— start PROVIDED ENTRIES —

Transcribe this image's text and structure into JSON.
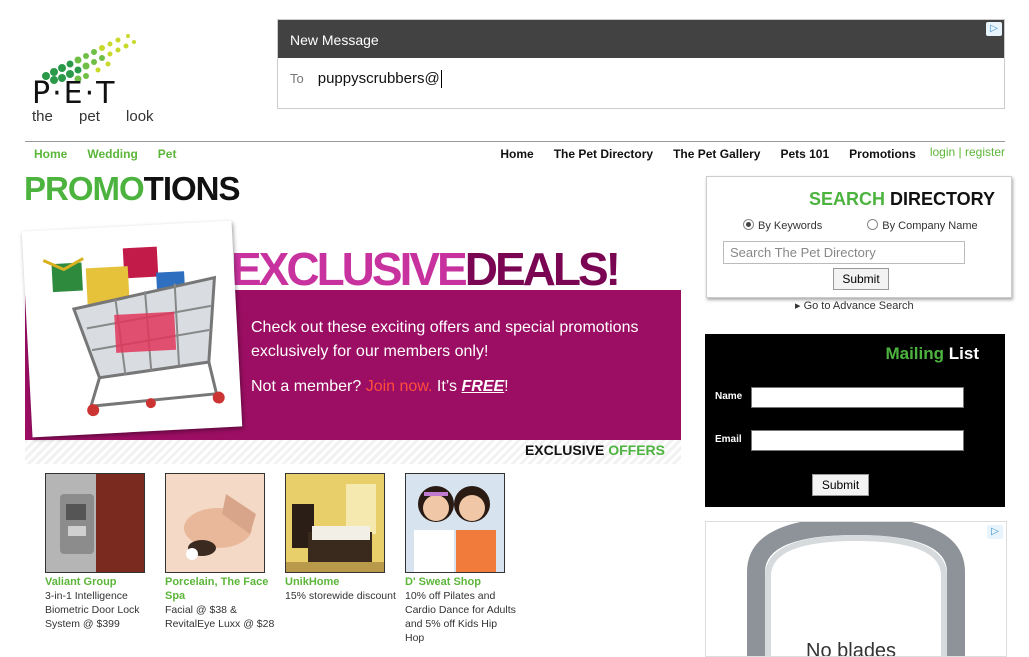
{
  "logo": {
    "letters": "P·E·T",
    "tagline": "the pet look"
  },
  "top_ad": {
    "header": "New Message",
    "to_label": "To",
    "to_value": "puppyscrubbers@",
    "adchoice": "▷"
  },
  "nav": {
    "left": [
      "Home",
      "Wedding",
      "Pet"
    ],
    "right": [
      "Home",
      "The Pet Directory",
      "The Pet Gallery",
      "Pets 101",
      "Promotions"
    ],
    "login": "login",
    "separator": "|",
    "register": "register"
  },
  "page_title": {
    "green": "PROMO",
    "black": "TIONS"
  },
  "banner": {
    "headline_a": "EXCLUSIVE",
    "headline_b": "DEALS!",
    "text": "Check out these exciting offers and special promotions exclusively for our members only!",
    "member_prefix": "Not a member?",
    "join": "Join now.",
    "its": "It’s",
    "free": "FREE",
    "bang": "!",
    "offers_a": "EXCLUSIVE",
    "offers_b": "OFFERS"
  },
  "offers": [
    {
      "name": "Valiant Group",
      "desc": "3-in-1 Intelligence Biometric Door Lock System @ $399"
    },
    {
      "name": "Porcelain, The Face Spa",
      "desc": "Facial @ $38 & RevitalEye Luxx @ $28"
    },
    {
      "name": "UnikHome",
      "desc": "15% storewide discount"
    },
    {
      "name": "D' Sweat Shop",
      "desc": "10% off Pilates and Cardio Dance for Adults and 5% off Kids Hip Hop"
    }
  ],
  "search": {
    "title_a": "SEARCH",
    "title_b": "DIRECTORY",
    "radio_keywords": "By Keywords",
    "radio_company": "By Company Name",
    "placeholder": "Search The Pet Directory",
    "button": "Submit",
    "advance": "▸ Go to Advance Search"
  },
  "mailing": {
    "title_a": "Mailing",
    "title_b": "List",
    "name_label": "Name",
    "email_label": "Email",
    "button": "Submit"
  },
  "side_ad": {
    "text": "No blades",
    "adchoice": "▷"
  },
  "colors": {
    "green": "#4cb43e",
    "magenta": "#9b0e63",
    "dark": "#111111"
  }
}
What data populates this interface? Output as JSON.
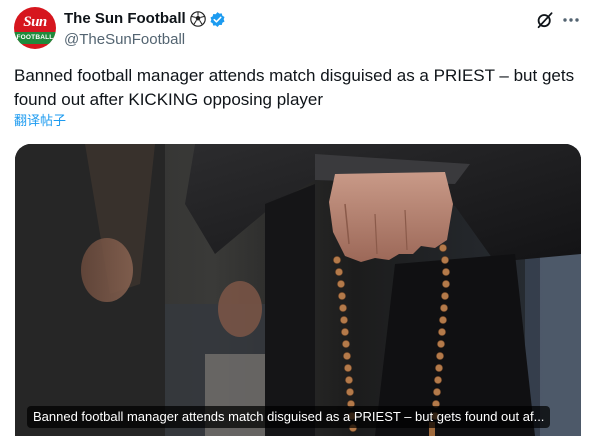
{
  "post": {
    "author": {
      "display_name": "The Sun Football",
      "handle": "@TheSunFootball",
      "avatar_logo_text": "Sun",
      "avatar_band_text": "FOOTBALL",
      "verified": true
    },
    "text": "Banned football manager attends match disguised as a PRIEST – but gets found out after KICKING opposing player",
    "translate_label": "翻译帖子",
    "media": {
      "card_caption": "Banned football manager attends match disguised as a PRIEST – but gets found out af..."
    }
  },
  "icons": {
    "ball": "soccer-ball-icon",
    "verified": "verified-badge-icon",
    "grok": "grok-icon",
    "more": "more-options-icon"
  },
  "colors": {
    "link": "#1d9bf0",
    "verified": "#1d9bf0",
    "secondary_text": "#536471",
    "primary_text": "#0f1419",
    "brand_red": "#d6161e"
  }
}
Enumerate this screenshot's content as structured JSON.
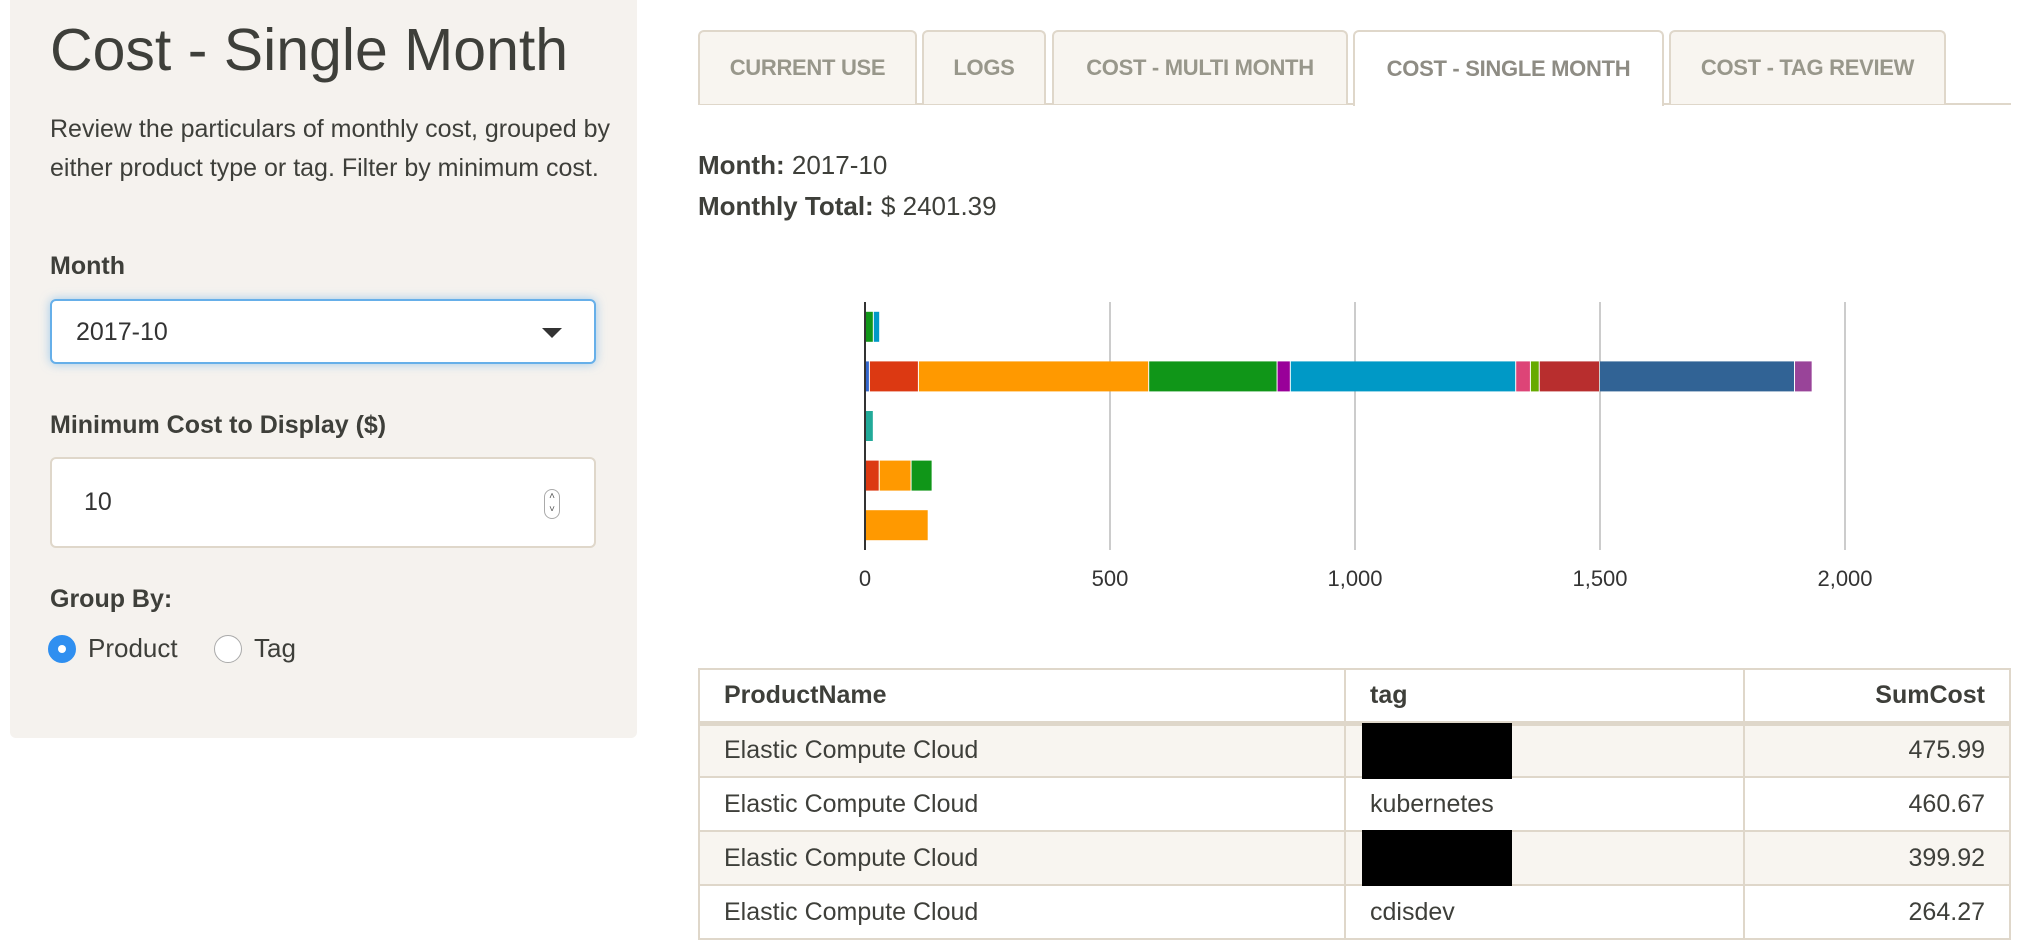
{
  "sidebar": {
    "title": "Cost - Single Month",
    "description": "Review the particulars of monthly cost, grouped by either product type or tag. Filter by minimum cost.",
    "month_label": "Month",
    "month_value": "2017-10",
    "min_cost_label": "Minimum Cost to Display ($)",
    "min_cost_value": "10",
    "group_by_label": "Group By:",
    "group_options": [
      {
        "label": "Product",
        "selected": true
      },
      {
        "label": "Tag",
        "selected": false
      }
    ]
  },
  "tabs": [
    {
      "label": "CURRENT USE",
      "active": false
    },
    {
      "label": "LOGS",
      "active": false
    },
    {
      "label": "COST - MULTI MONTH",
      "active": false
    },
    {
      "label": "COST - SINGLE MONTH",
      "active": true
    },
    {
      "label": "COST - TAG REVIEW",
      "active": false
    }
  ],
  "summary": {
    "month_label": "Month:",
    "month_value": "2017-10",
    "total_label": "Monthly Total:",
    "total_value": "$ 2401.39"
  },
  "chart_data": {
    "type": "bar",
    "orientation": "horizontal",
    "stacked": true,
    "xlim": [
      0,
      2000
    ],
    "x_ticks": [
      "0",
      "500",
      "1,000",
      "1,500",
      "2,000"
    ],
    "grid": true,
    "rows": [
      {
        "segments": [
          {
            "value": 18,
            "color": "#109618"
          },
          {
            "value": 13,
            "color": "#0099c6"
          }
        ]
      },
      {
        "segments": [
          {
            "value": 10,
            "color": "#3366cc"
          },
          {
            "value": 100,
            "color": "#dc3912"
          },
          {
            "value": 470,
            "color": "#ff9900"
          },
          {
            "value": 262,
            "color": "#109618"
          },
          {
            "value": 27,
            "color": "#990099"
          },
          {
            "value": 460,
            "color": "#0099c6"
          },
          {
            "value": 30,
            "color": "#dd4477"
          },
          {
            "value": 18,
            "color": "#66aa00"
          },
          {
            "value": 123,
            "color": "#b82e2e"
          },
          {
            "value": 398,
            "color": "#316395"
          },
          {
            "value": 36,
            "color": "#994499"
          }
        ]
      },
      {
        "segments": [
          {
            "value": 18,
            "color": "#22aa99"
          }
        ]
      },
      {
        "segments": [
          {
            "value": 30,
            "color": "#dc3912"
          },
          {
            "value": 65,
            "color": "#ff9900"
          },
          {
            "value": 43,
            "color": "#109618"
          }
        ]
      },
      {
        "segments": [
          {
            "value": 130,
            "color": "#ff9900"
          }
        ]
      }
    ]
  },
  "table": {
    "headers": [
      "ProductName",
      "tag",
      "SumCost"
    ],
    "rows": [
      {
        "product": "Elastic Compute Cloud",
        "tag": "",
        "redacted": true,
        "cost": "475.99"
      },
      {
        "product": "Elastic Compute Cloud",
        "tag": "kubernetes",
        "redacted": false,
        "cost": "460.67"
      },
      {
        "product": "Elastic Compute Cloud",
        "tag": "",
        "redacted": true,
        "cost": "399.92"
      },
      {
        "product": "Elastic Compute Cloud",
        "tag": "cdisdev",
        "redacted": false,
        "cost": "264.27"
      }
    ]
  }
}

— end PROVIDED ENTRIES —

# GIVEN PROBLEM
Set down all the data again exactly as above, pictures excluded.

# FULL ANSWER
Transcribe this image's text and structure into JSON.
{
  "logo": {
    "letters": "P·E·T",
    "tagline": "the pet look"
  },
  "top_ad": {
    "header": "New Message",
    "to_label": "To",
    "to_value": "puppyscrubbers@",
    "adchoice": "▷"
  },
  "nav": {
    "left": [
      "Home",
      "Wedding",
      "Pet"
    ],
    "right": [
      "Home",
      "The Pet Directory",
      "The Pet Gallery",
      "Pets 101",
      "Promotions"
    ],
    "login": "login",
    "separator": "|",
    "register": "register"
  },
  "page_title": {
    "green": "PROMO",
    "black": "TIONS"
  },
  "banner": {
    "headline_a": "EXCLUSIVE",
    "headline_b": "DEALS!",
    "text": "Check out these exciting offers and special promotions exclusively for our members only!",
    "member_prefix": "Not a member?",
    "join": "Join now.",
    "its": "It’s",
    "free": "FREE",
    "bang": "!",
    "offers_a": "EXCLUSIVE",
    "offers_b": "OFFERS"
  },
  "offers": [
    {
      "name": "Valiant Group",
      "desc": "3-in-1 Intelligence Biometric Door Lock System @ $399"
    },
    {
      "name": "Porcelain, The Face Spa",
      "desc": "Facial @ $38 & RevitalEye Luxx @ $28"
    },
    {
      "name": "UnikHome",
      "desc": "15% storewide discount"
    },
    {
      "name": "D' Sweat Shop",
      "desc": "10% off Pilates and Cardio Dance for Adults and 5% off Kids Hip Hop"
    }
  ],
  "search": {
    "title_a": "SEARCH",
    "title_b": "DIRECTORY",
    "radio_keywords": "By Keywords",
    "radio_company": "By Company Name",
    "placeholder": "Search The Pet Directory",
    "button": "Submit",
    "advance": "▸ Go to Advance Search"
  },
  "mailing": {
    "title_a": "Mailing",
    "title_b": "List",
    "name_label": "Name",
    "email_label": "Email",
    "button": "Submit"
  },
  "side_ad": {
    "text": "No blades",
    "adchoice": "▷"
  },
  "colors": {
    "green": "#4cb43e",
    "magenta": "#9b0e63",
    "dark": "#111111"
  }
}
What data populates this interface? Output as JSON.
{
  "post": {
    "author": {
      "display_name": "The Sun Football",
      "handle": "@TheSunFootball",
      "avatar_logo_text": "Sun",
      "avatar_band_text": "FOOTBALL",
      "verified": true
    },
    "text": "Banned football manager attends match disguised as a PRIEST – but gets found out after KICKING opposing player",
    "translate_label": "翻译帖子",
    "media": {
      "card_caption": "Banned football manager attends match disguised as a PRIEST – but gets found out af..."
    }
  },
  "icons": {
    "ball": "soccer-ball-icon",
    "verified": "verified-badge-icon",
    "grok": "grok-icon",
    "more": "more-options-icon"
  },
  "colors": {
    "link": "#1d9bf0",
    "verified": "#1d9bf0",
    "secondary_text": "#536471",
    "primary_text": "#0f1419",
    "brand_red": "#d6161e"
  }
}
Enumerate this screenshot's content as structured JSON.
{
  "sidebar": {
    "title": "Cost - Single Month",
    "description": "Review the particulars of monthly cost, grouped by either product type or tag. Filter by minimum cost.",
    "month_label": "Month",
    "month_value": "2017-10",
    "min_cost_label": "Minimum Cost to Display ($)",
    "min_cost_value": "10",
    "group_by_label": "Group By:",
    "group_options": [
      {
        "label": "Product",
        "selected": true
      },
      {
        "label": "Tag",
        "selected": false
      }
    ]
  },
  "tabs": [
    {
      "label": "CURRENT USE",
      "active": false
    },
    {
      "label": "LOGS",
      "active": false
    },
    {
      "label": "COST - MULTI MONTH",
      "active": false
    },
    {
      "label": "COST - SINGLE MONTH",
      "active": true
    },
    {
      "label": "COST - TAG REVIEW",
      "active": false
    }
  ],
  "summary": {
    "month_label": "Month:",
    "month_value": "2017-10",
    "total_label": "Monthly Total:",
    "total_value": "$ 2401.39"
  },
  "chart_data": {
    "type": "bar",
    "orientation": "horizontal",
    "stacked": true,
    "xlim": [
      0,
      2000
    ],
    "x_ticks": [
      "0",
      "500",
      "1,000",
      "1,500",
      "2,000"
    ],
    "grid": true,
    "rows": [
      {
        "segments": [
          {
            "value": 18,
            "color": "#109618"
          },
          {
            "value": 13,
            "color": "#0099c6"
          }
        ]
      },
      {
        "segments": [
          {
            "value": 10,
            "color": "#3366cc"
          },
          {
            "value": 100,
            "color": "#dc3912"
          },
          {
            "value": 470,
            "color": "#ff9900"
          },
          {
            "value": 262,
            "color": "#109618"
          },
          {
            "value": 27,
            "color": "#990099"
          },
          {
            "value": 460,
            "color": "#0099c6"
          },
          {
            "value": 30,
            "color": "#dd4477"
          },
          {
            "value": 18,
            "color": "#66aa00"
          },
          {
            "value": 123,
            "color": "#b82e2e"
          },
          {
            "value": 398,
            "color": "#316395"
          },
          {
            "value": 36,
            "color": "#994499"
          }
        ]
      },
      {
        "segments": [
          {
            "value": 18,
            "color": "#22aa99"
          }
        ]
      },
      {
        "segments": [
          {
            "value": 30,
            "color": "#dc3912"
          },
          {
            "value": 65,
            "color": "#ff9900"
          },
          {
            "value": 43,
            "color": "#109618"
          }
        ]
      },
      {
        "segments": [
          {
            "value": 130,
            "color": "#ff9900"
          }
        ]
      }
    ]
  },
  "table": {
    "headers": [
      "ProductName",
      "tag",
      "SumCost"
    ],
    "rows": [
      {
        "product": "Elastic Compute Cloud",
        "tag": "",
        "redacted": true,
        "cost": "475.99"
      },
      {
        "product": "Elastic Compute Cloud",
        "tag": "kubernetes",
        "redacted": false,
        "cost": "460.67"
      },
      {
        "product": "Elastic Compute Cloud",
        "tag": "",
        "redacted": true,
        "cost": "399.92"
      },
      {
        "product": "Elastic Compute Cloud",
        "tag": "cdisdev",
        "redacted": false,
        "cost": "264.27"
      }
    ]
  }
}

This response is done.